Task prompt: Please copy the data below line for line, leaving out the pictures.
───── Record extracts ─────
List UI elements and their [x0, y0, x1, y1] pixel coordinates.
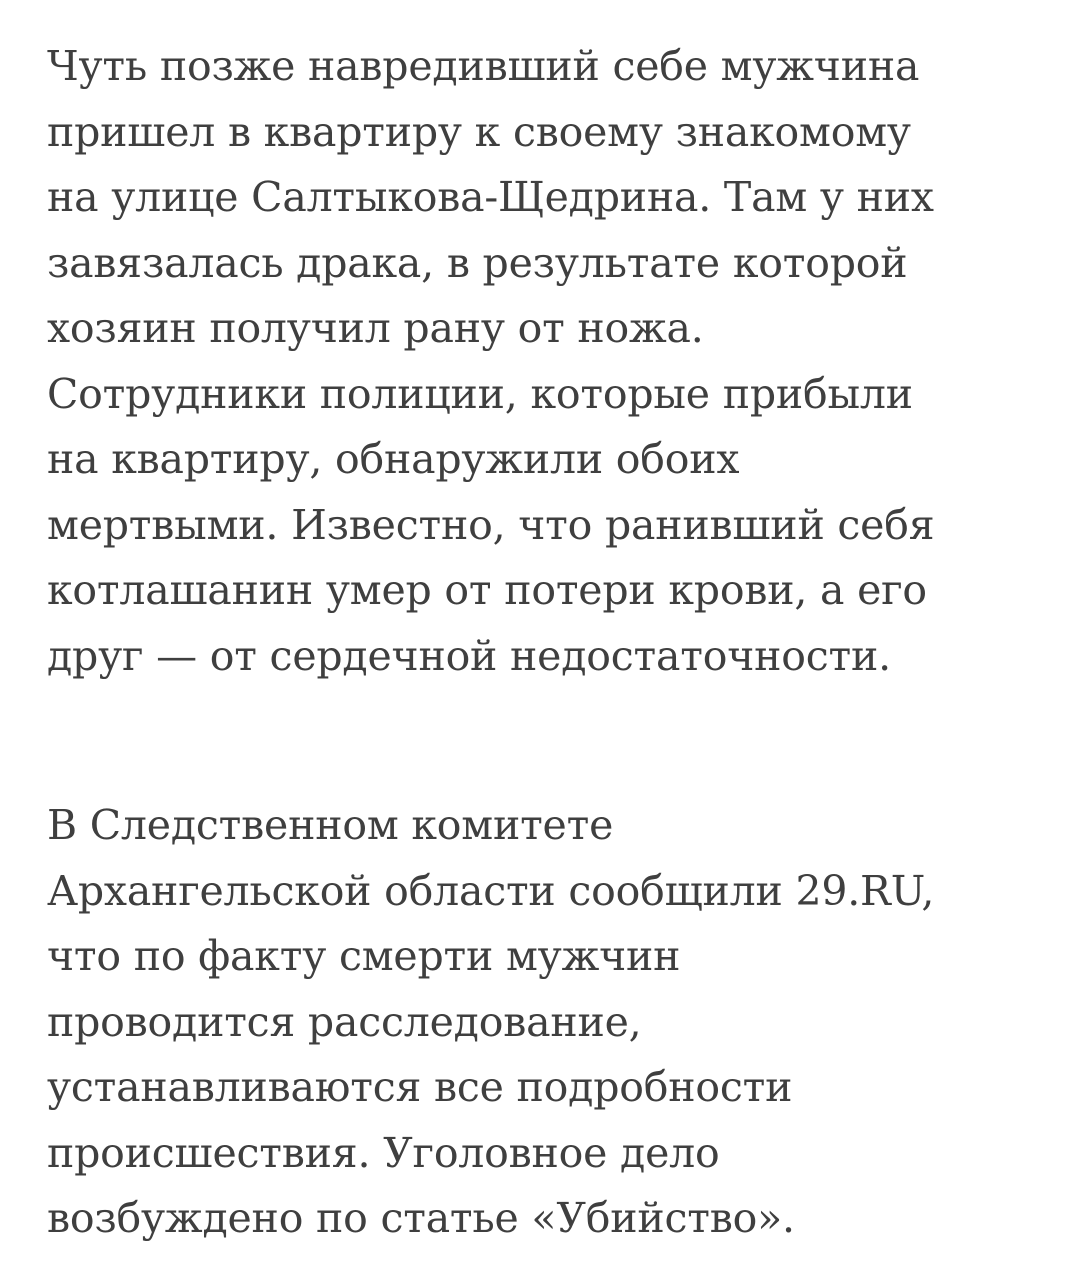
text-line: мертвыми. Известно, что ранивший себя: [47, 500, 935, 549]
text-line: Чуть позже навредивший себе мужчина: [47, 42, 920, 90]
text-line: происшествия. Уголовное дело: [47, 1128, 720, 1177]
text-line: проводится расследование,: [47, 997, 642, 1046]
text-line: возбуждено по статье «Убийство».: [47, 1194, 795, 1242]
text-line: Сотрудники полиции, которые прибыли: [47, 369, 913, 418]
text-line: что по факту смерти мужчин: [47, 932, 681, 980]
article-body: [47, 34, 1047, 1252]
text-line: друг — от сердечной недостаточности.: [47, 631, 891, 680]
paragraph-incident: [47, 34, 1047, 689]
text-line: В Следственном комитете: [47, 801, 614, 849]
paragraph-spacer: [47, 689, 1047, 793]
text-line: на улице Салтыкова-Щедрина. Там у них: [47, 173, 934, 221]
text-line: пришел в квартиру к своему знакомому: [47, 107, 911, 156]
paragraph-investigation: [47, 793, 1047, 1252]
text-line: котлашанин умер от потери крови, а его: [47, 566, 927, 614]
text-line: завязалась драка, в результате которой: [47, 238, 908, 287]
text-line: хозяин получил рану от ножа.: [47, 304, 704, 352]
text-line: устанавливаются все подробности: [47, 1063, 793, 1111]
text-line: на квартиру, обнаружили обоих: [47, 435, 740, 483]
text-line: Архангельской области сообщили 29.RU,: [47, 866, 935, 915]
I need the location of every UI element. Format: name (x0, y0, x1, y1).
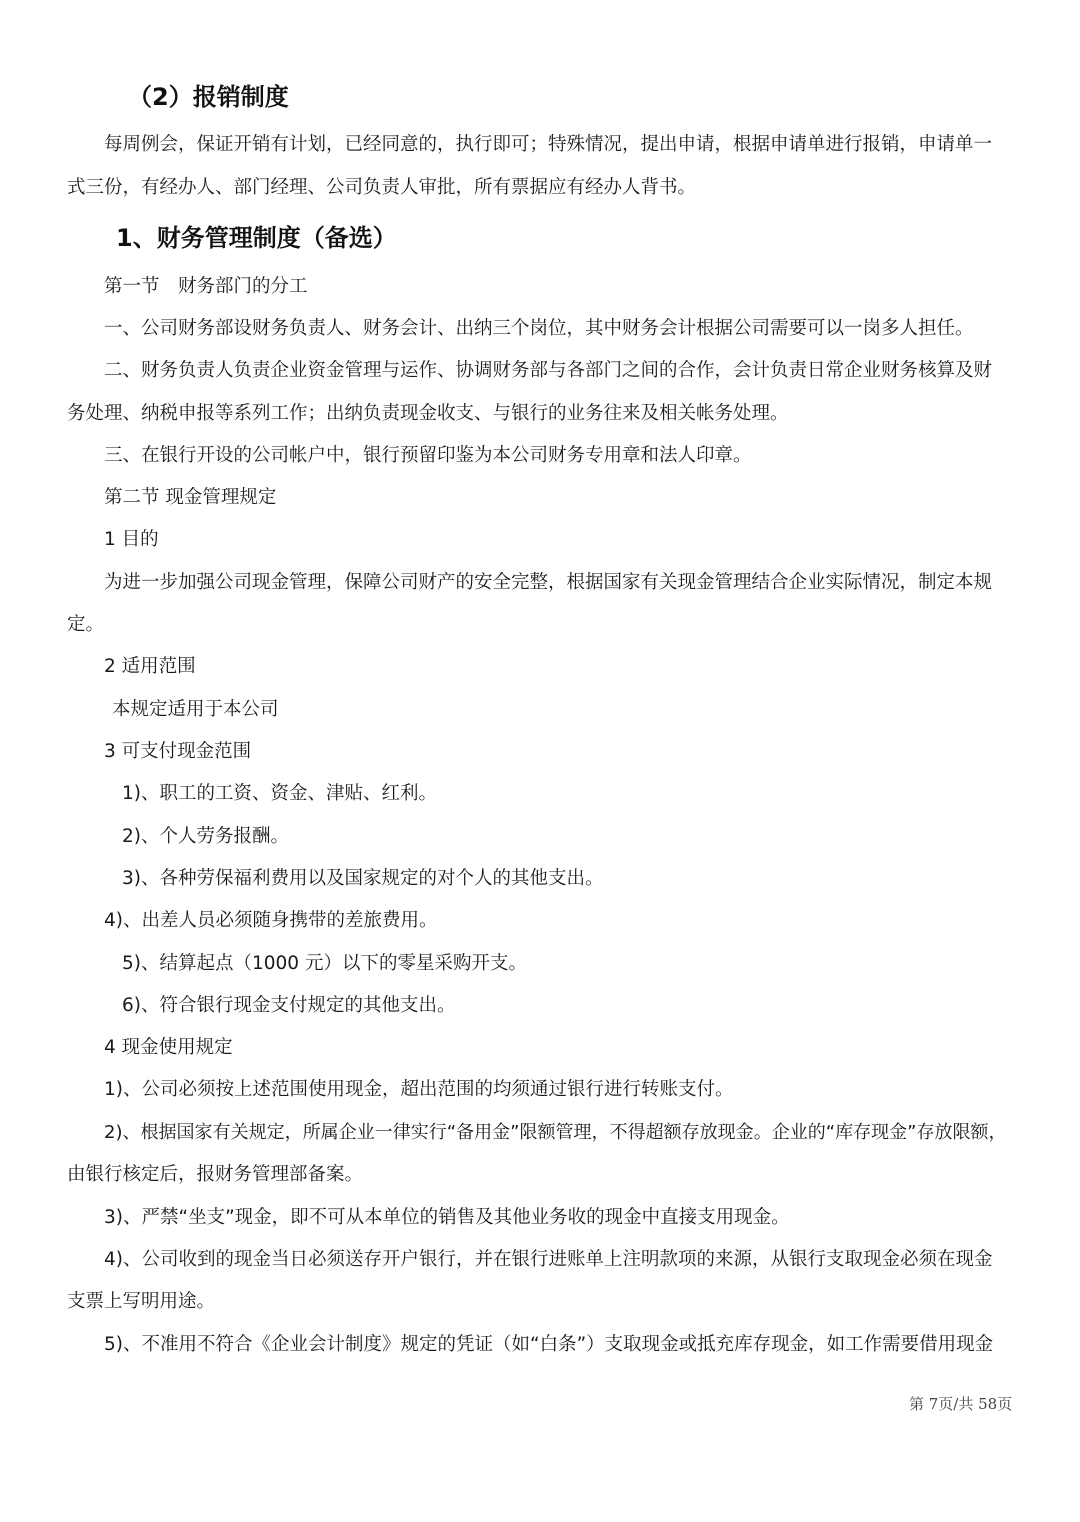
cash-usage-rule-3: 3)、严禁“坐支”现金，即不可从本单位的销售及其他业务收的现金中直接支用现金。 (104, 1207, 790, 1228)
cash-scope-item: 2)、个人劳务报酬。 (122, 826, 289, 847)
scope-text: 本规定适用于本公司 (112, 699, 279, 720)
section-1-paragraph-1: 一、公司财务部设财务负责人、财务会计、出纳三个岗位，其中财务会计根据公司需要可以一岗多人担任。 (104, 318, 974, 339)
cash-scope-item: 4)、出差人员必须随身携带的差旅费用。 (104, 910, 438, 931)
cash-usage-rule-4-line-1: 4)、公司收到的现金当日必须送存开户银行，并在银行进账单上注明款项的来源，从银行支取现金必须在现金 (104, 1249, 993, 1270)
cash-usage-rule-2-line-2: 由银行核定后，报财务管理部备案。 (67, 1164, 364, 1185)
cash-usage-rule-4-line-2: 支票上写明用途。 (67, 1291, 216, 1312)
cash-scope-item: 1)、职工的工资、资金、津贴、红利。 (122, 783, 437, 804)
cash-usage-rule-5-line-1: 5)、不准用不符合《企业会计制度》规定的凭证（如“白条”）支取现金或抵充库存现金，如工作需要借用现金 (104, 1334, 994, 1355)
reimbursement-line-2: 式三份，有经办人、部门经理、公司负责人审批，所有票据应有经办人背书。 (67, 177, 697, 198)
reimbursement-line-1: 每周例会，保证开销有计划，已经同意的，执行即可；特殊情况，提出申请，根据申请单进行报销，申请单一 (104, 134, 993, 155)
section-1-paragraph-2-line-2: 务处理、纳税申报等系列工作；出纳负责现金收支、与银行的业务往来及相关帐务处理。 (67, 403, 789, 424)
section-2-title: 第二节 现金管理规定 (104, 487, 277, 508)
page-number: 第 7页/共 58页 (909, 1395, 1013, 1413)
cash-usage-heading: 4 现金使用规定 (104, 1037, 233, 1058)
cash-scope-item: 5)、结算起点（1000 元）以下的零星采购开支。 (122, 953, 527, 974)
chapter-title: 1、财务管理制度（备选） (116, 224, 397, 252)
purpose-text-line-2: 定。 (67, 614, 105, 635)
purpose-text-line-1: 为进一步加强公司现金管理，保障公司财产的安全完整，根据国家有关现金管理结合企业实际情况，制定本规 (104, 572, 993, 593)
section-1-paragraph-3: 三、在银行开设的公司帐户中，银行预留印鉴为本公司财务专用章和法人印章。 (104, 445, 752, 466)
section-1-title: 第一节 财务部门的分工 (104, 276, 308, 297)
cash-scope-item: 6)、符合银行现金支付规定的其他支出。 (122, 995, 456, 1016)
cash-usage-rule-2-line-1: 2)、根据国家有关规定，所属企业一律实行“备用金”限额管理，不得超额存放现金。企业的“库存现金”存放限额， (104, 1122, 1007, 1143)
cash-usage-rule-1: 1)、公司必须按上述范围使用现金，超出范围的均须通过银行进行转账支付。 (104, 1079, 734, 1100)
section-title: （2）报销制度 (128, 83, 289, 111)
cash-scope-heading: 3 可支付现金范围 (104, 741, 252, 762)
scope-heading: 2 适用范围 (104, 656, 196, 677)
purpose-heading: 1 目的 (104, 529, 159, 550)
cash-scope-item: 3)、各种劳保福利费用以及国家规定的对个人的其他支出。 (122, 868, 604, 889)
section-1-paragraph-2-line-1: 二、财务负责人负责企业资金管理与运作、协调财务部与各部门之间的合作，会计负责日常企业财务核算及财 (104, 360, 993, 381)
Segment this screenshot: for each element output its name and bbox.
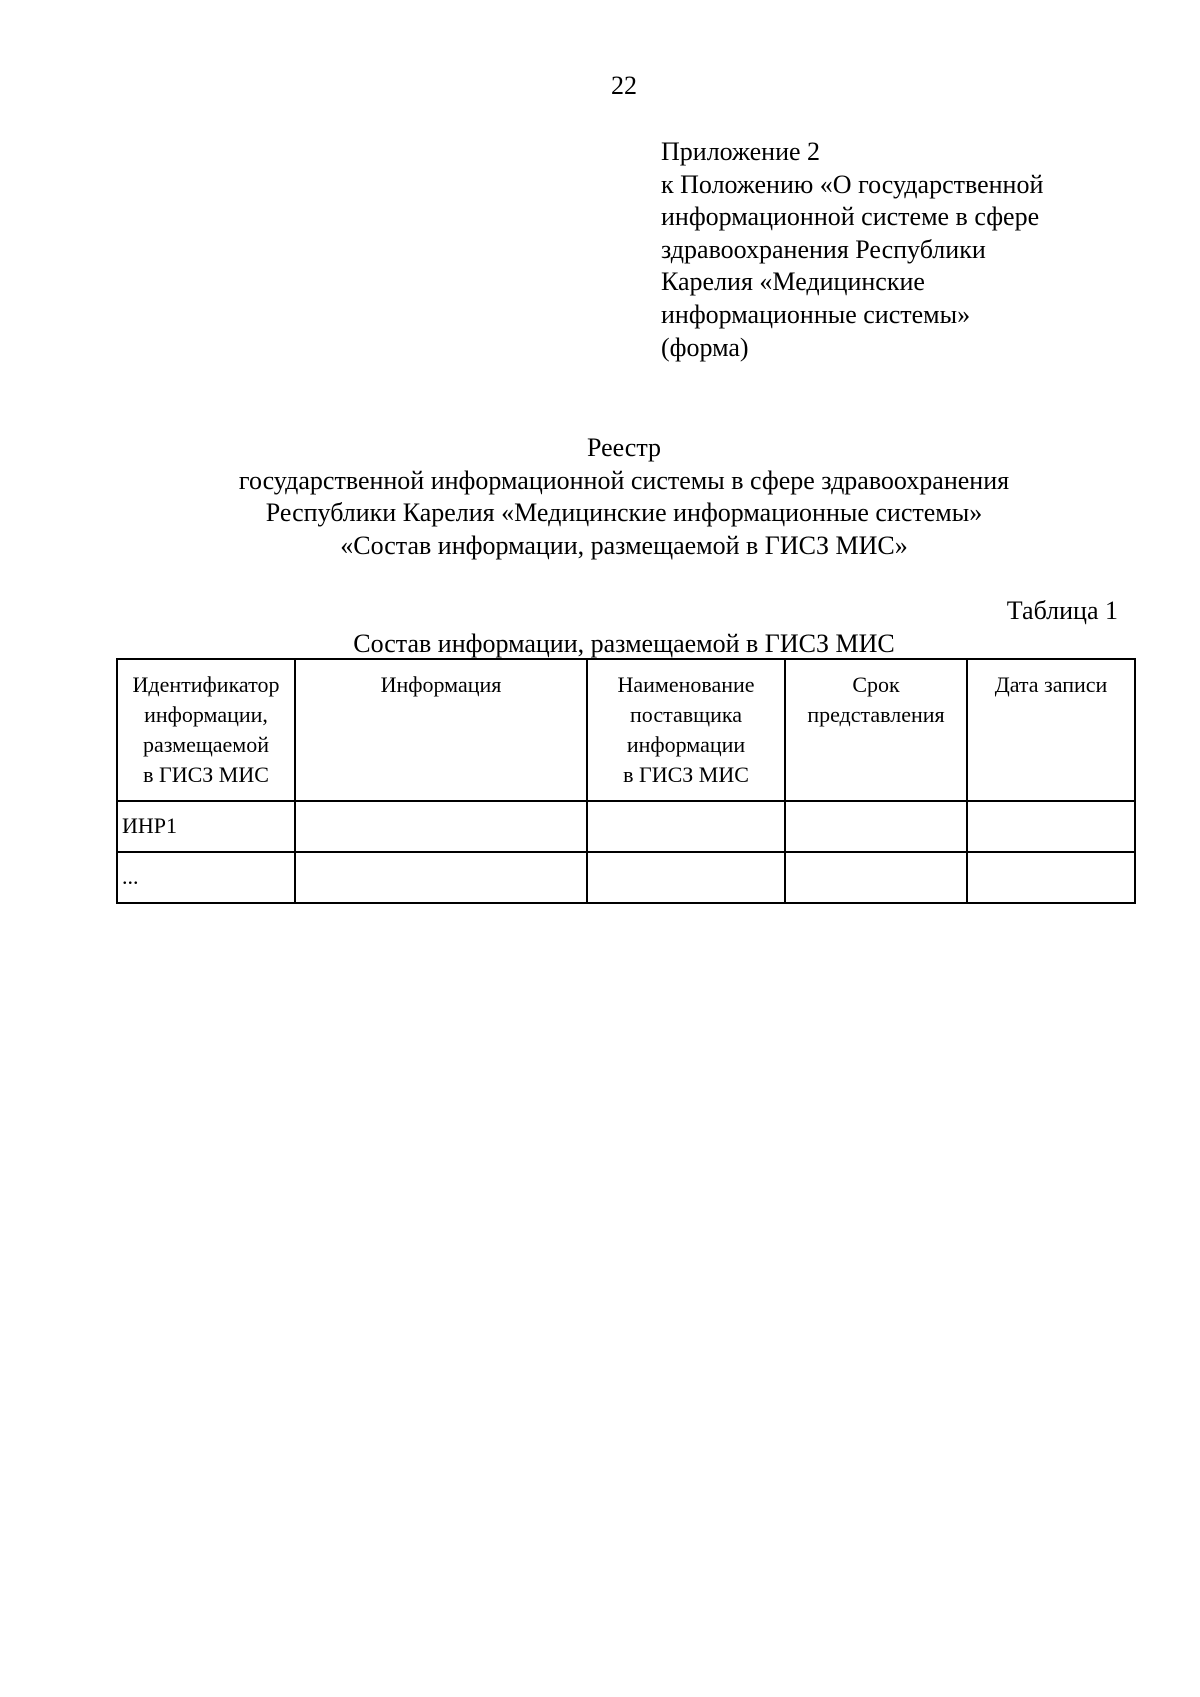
─────
Solution for this exercise:
List UI elements and their [x0, y0, x1, y1] pixel coordinates.
text-line: мертвыми. Известно, что ранивший себя: [47, 500, 935, 549]
text-line: Чуть позже навредивший себе мужчина: [47, 42, 920, 90]
text-line: происшествия. Уголовное дело: [47, 1128, 720, 1177]
text-line: проводится расследование,: [47, 997, 642, 1046]
text-line: возбуждено по статье «Убийство».: [47, 1194, 795, 1242]
text-line: Сотрудники полиции, которые прибыли: [47, 369, 913, 418]
text-line: что по факту смерти мужчин: [47, 932, 681, 980]
article-body: [47, 34, 1047, 1252]
text-line: друг — от сердечной недостаточности.: [47, 631, 891, 680]
paragraph-incident: [47, 34, 1047, 689]
text-line: В Следственном комитете: [47, 801, 614, 849]
paragraph-spacer: [47, 689, 1047, 793]
text-line: на улице Салтыкова-Щедрина. Там у них: [47, 173, 934, 221]
text-line: пришел в квартиру к своему знакомому: [47, 107, 911, 156]
paragraph-investigation: [47, 793, 1047, 1252]
text-line: котлашанин умер от потери крови, а его: [47, 566, 927, 614]
text-line: завязалась драка, в результате которой: [47, 238, 908, 287]
text-line: хозяин получил рану от ножа.: [47, 304, 704, 352]
text-line: устанавливаются все подробности: [47, 1063, 793, 1111]
text-line: на квартиру, обнаружили обоих: [47, 435, 740, 483]
text-line: Архангельской области сообщили 29.RU,: [47, 866, 935, 915]
I need the location of every UI element. Format: name (x0, y0, x1, y1).
cash-usage-rule-3: 3)、严禁“坐支”现金，即不可从本单位的销售及其他业务收的现金中直接支用现金。 (104, 1207, 790, 1228)
cash-scope-item: 2)、个人劳务报酬。 (122, 826, 289, 847)
scope-text: 本规定适用于本公司 (112, 699, 279, 720)
section-1-paragraph-1: 一、公司财务部设财务负责人、财务会计、出纳三个岗位，其中财务会计根据公司需要可以一岗多人担任。 (104, 318, 974, 339)
cash-scope-item: 4)、出差人员必须随身携带的差旅费用。 (104, 910, 438, 931)
cash-usage-rule-4-line-1: 4)、公司收到的现金当日必须送存开户银行，并在银行进账单上注明款项的来源，从银行支取现金必须在现金 (104, 1249, 993, 1270)
cash-usage-rule-2-line-2: 由银行核定后，报财务管理部备案。 (67, 1164, 364, 1185)
cash-usage-rule-4-line-2: 支票上写明用途。 (67, 1291, 216, 1312)
cash-scope-item: 1)、职工的工资、资金、津贴、红利。 (122, 783, 437, 804)
cash-usage-rule-5-line-1: 5)、不准用不符合《企业会计制度》规定的凭证（如“白条”）支取现金或抵充库存现金，如工作需要借用现金 (104, 1334, 994, 1355)
reimbursement-line-2: 式三份，有经办人、部门经理、公司负责人审批，所有票据应有经办人背书。 (67, 177, 697, 198)
reimbursement-line-1: 每周例会，保证开销有计划，已经同意的，执行即可；特殊情况，提出申请，根据申请单进行报销，申请单一 (104, 134, 993, 155)
section-1-paragraph-2-line-2: 务处理、纳税申报等系列工作；出纳负责现金收支、与银行的业务往来及相关帐务处理。 (67, 403, 789, 424)
section-2-title: 第二节 现金管理规定 (104, 487, 277, 508)
page-number: 第 7页/共 58页 (909, 1395, 1013, 1413)
cash-usage-heading: 4 现金使用规定 (104, 1037, 233, 1058)
cash-scope-item: 5)、结算起点（1000 元）以下的零星采购开支。 (122, 953, 527, 974)
chapter-title: 1、财务管理制度（备选） (116, 224, 397, 252)
purpose-text-line-2: 定。 (67, 614, 105, 635)
purpose-text-line-1: 为进一步加强公司现金管理，保障公司财产的安全完整，根据国家有关现金管理结合企业实际情况，制定本规 (104, 572, 993, 593)
section-1-paragraph-3: 三、在银行开设的公司帐户中，银行预留印鉴为本公司财务专用章和法人印章。 (104, 445, 752, 466)
section-1-title: 第一节 财务部门的分工 (104, 276, 308, 297)
cash-scope-item: 6)、符合银行现金支付规定的其他支出。 (122, 995, 456, 1016)
cash-usage-rule-2-line-1: 2)、根据国家有关规定，所属企业一律实行“备用金”限额管理，不得超额存放现金。企业的“库存现金”存放限额， (104, 1122, 1007, 1143)
cash-usage-rule-1: 1)、公司必须按上述范围使用现金，超出范围的均须通过银行进行转账支付。 (104, 1079, 734, 1100)
section-title: （2）报销制度 (128, 83, 289, 111)
cash-scope-heading: 3 可支付现金范围 (104, 741, 252, 762)
scope-heading: 2 适用范围 (104, 656, 196, 677)
purpose-heading: 1 目的 (104, 529, 159, 550)
cash-scope-item: 3)、各种劳保福利费用以及国家规定的对个人的其他支出。 (122, 868, 604, 889)
section-1-paragraph-2-line-1: 二、财务负责人负责企业资金管理与运作、协调财务部与各部门之间的合作，会计负责日常企业财务核算及财 (104, 360, 993, 381)
Segment this screenshot: for each element output its name and bbox.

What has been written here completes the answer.